STATED EXERCISE:
For the data below, report only the number of lines containing the string "میشا".

GIVEN INFORMATION:
******************************
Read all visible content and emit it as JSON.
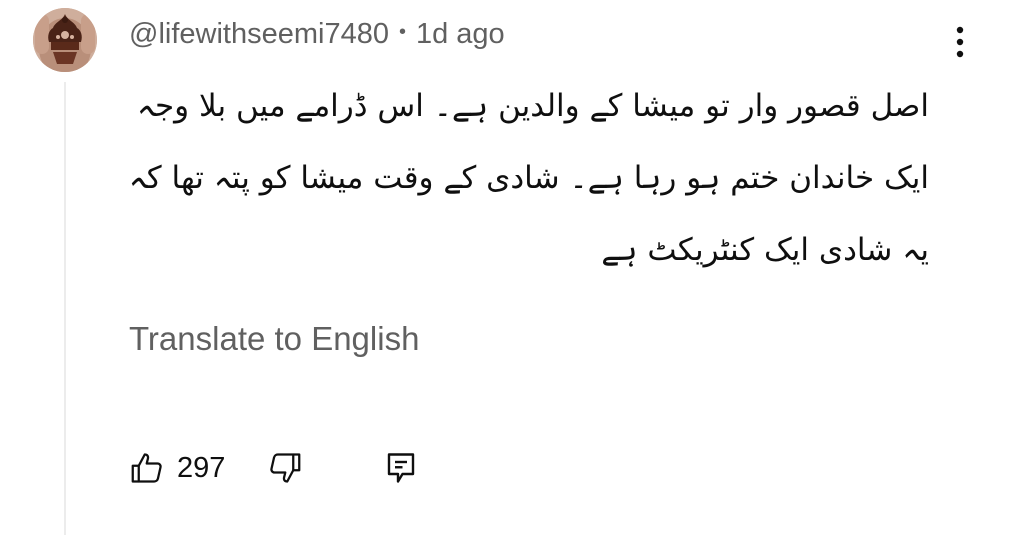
{
  "comment": {
    "author": "@lifewithseemi7480",
    "separator": "•",
    "timestamp": "1d ago",
    "body_lines": [
      "اصل قصور وار تو میشا کے والدین ہے۔ اس ڈرامے میں بلا وجہ",
      "ایک خاندان ختم ہو رہا ہے۔ شادی کے وقت میشا کو پتہ تھا کہ",
      "یہ شادی ایک کنٹریکٹ ہے"
    ],
    "translate_label": "Translate to English",
    "like_count": "297"
  },
  "icons": {
    "avatar": "avatar-image",
    "more": "more-vertical-icon",
    "like": "thumbs-up-icon",
    "dislike": "thumbs-down-icon",
    "reply": "reply-comment-icon"
  },
  "colors": {
    "primary_text": "#0f0f0f",
    "secondary_text": "#606060",
    "thread_line": "#ececec"
  }
}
******************************
TASK RESPONSE:
2